--- Data listing ---

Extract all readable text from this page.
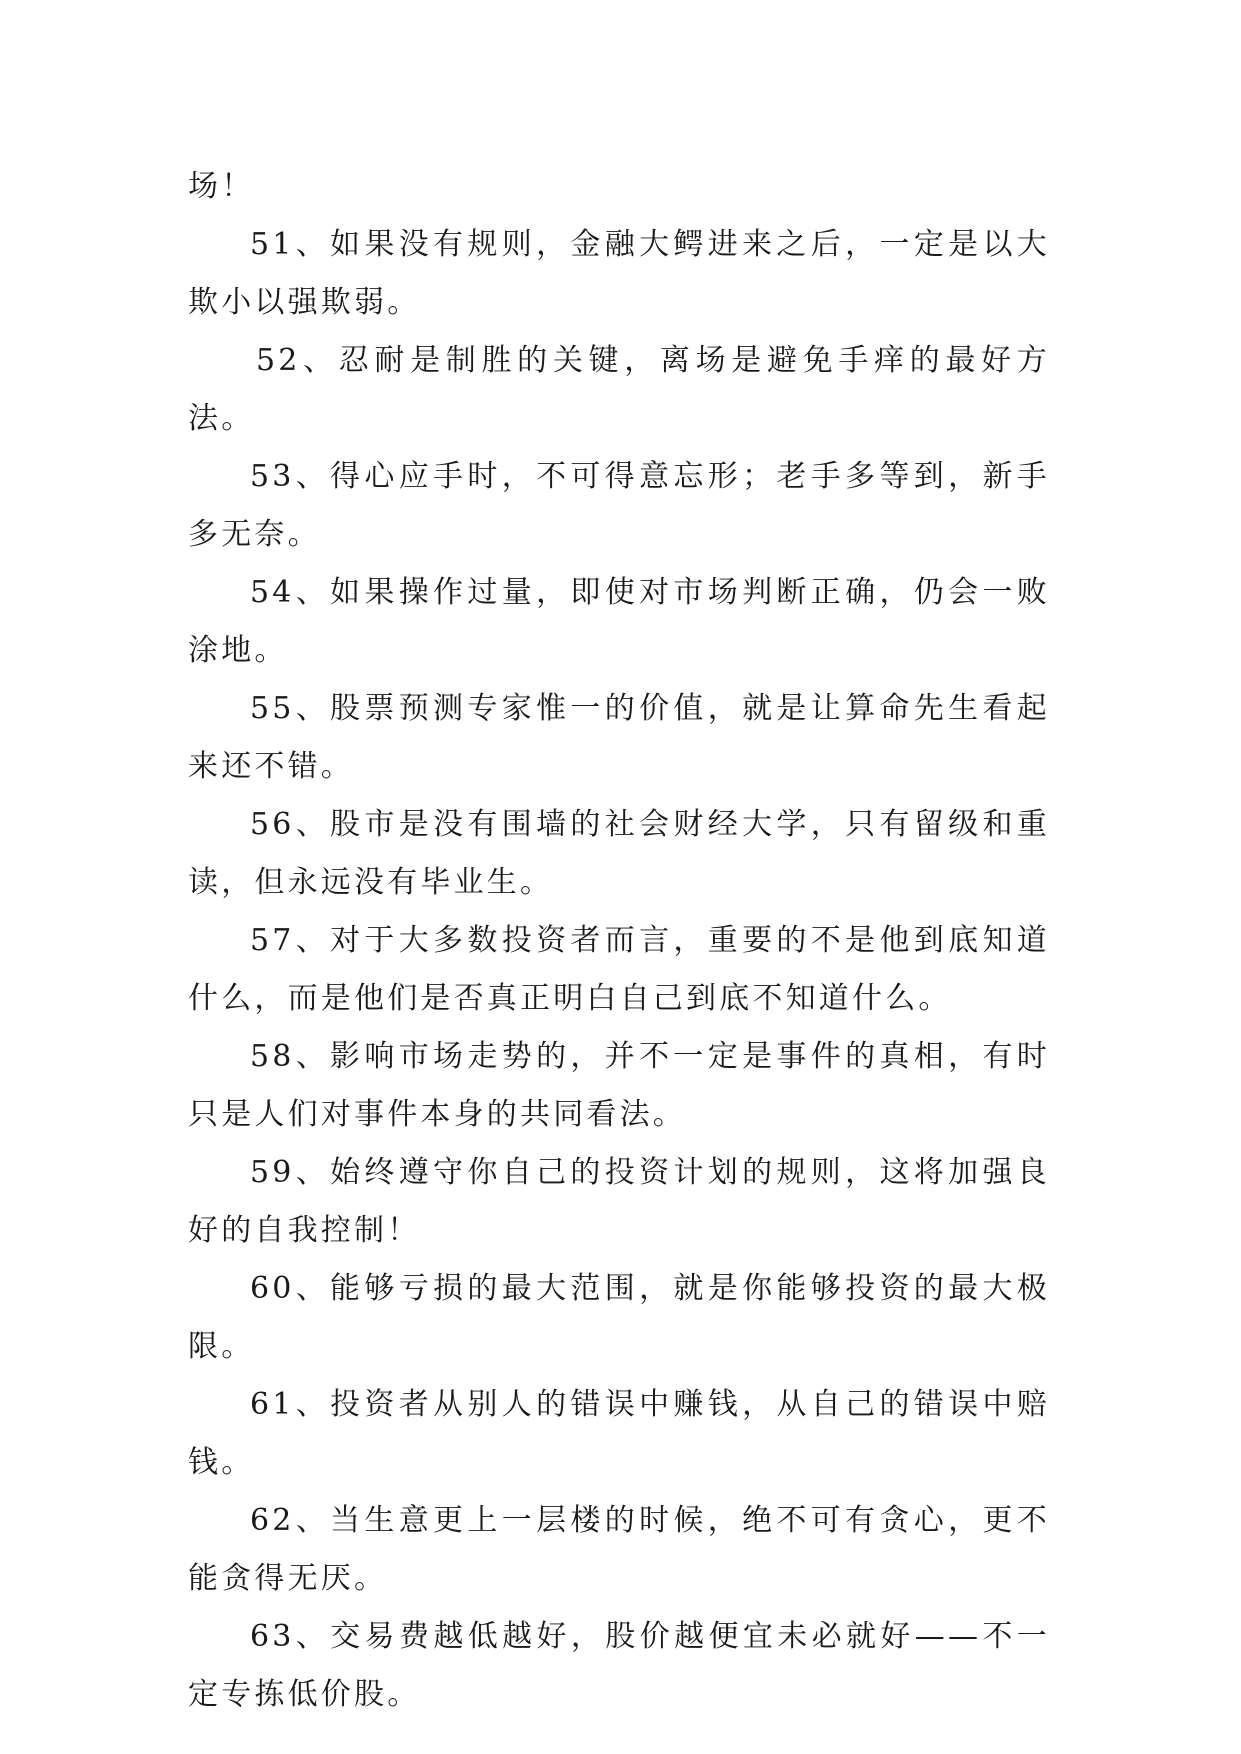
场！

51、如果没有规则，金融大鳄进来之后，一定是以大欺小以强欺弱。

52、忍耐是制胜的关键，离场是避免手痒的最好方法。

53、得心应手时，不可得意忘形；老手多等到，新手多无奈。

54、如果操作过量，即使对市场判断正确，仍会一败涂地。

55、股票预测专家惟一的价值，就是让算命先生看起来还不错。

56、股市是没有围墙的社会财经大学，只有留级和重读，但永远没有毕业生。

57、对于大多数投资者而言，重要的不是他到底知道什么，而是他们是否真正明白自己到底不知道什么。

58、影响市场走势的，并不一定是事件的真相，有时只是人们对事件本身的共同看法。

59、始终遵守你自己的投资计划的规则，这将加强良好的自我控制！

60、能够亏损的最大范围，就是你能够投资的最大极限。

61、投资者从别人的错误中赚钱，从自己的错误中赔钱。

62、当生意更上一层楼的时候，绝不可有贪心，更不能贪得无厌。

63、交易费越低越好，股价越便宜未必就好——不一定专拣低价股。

---

Your goal: Output the records above exactly; leave out the pictures.

Answer to this exercise:
Extract all readable text from this page.
场！

51、如果没有规则，金融大鳄进来之后，一定是以大欺小以强欺弱。

52、忍耐是制胜的关键，离场是避免手痒的最好方法。

53、得心应手时，不可得意忘形；老手多等到，新手多无奈。

54、如果操作过量，即使对市场判断正确，仍会一败涂地。

55、股票预测专家惟一的价值，就是让算命先生看起来还不错。

56、股市是没有围墙的社会财经大学，只有留级和重读，但永远没有毕业生。

57、对于大多数投资者而言，重要的不是他到底知道什么，而是他们是否真正明白自己到底不知道什么。

58、影响市场走势的，并不一定是事件的真相，有时只是人们对事件本身的共同看法。

59、始终遵守你自己的投资计划的规则，这将加强良好的自我控制！

60、能够亏损的最大范围，就是你能够投资的最大极限。

61、投资者从别人的错误中赚钱，从自己的错误中赔钱。

62、当生意更上一层楼的时候，绝不可有贪心，更不能贪得无厌。

63、交易费越低越好，股价越便宜未必就好——不一定专拣低价股。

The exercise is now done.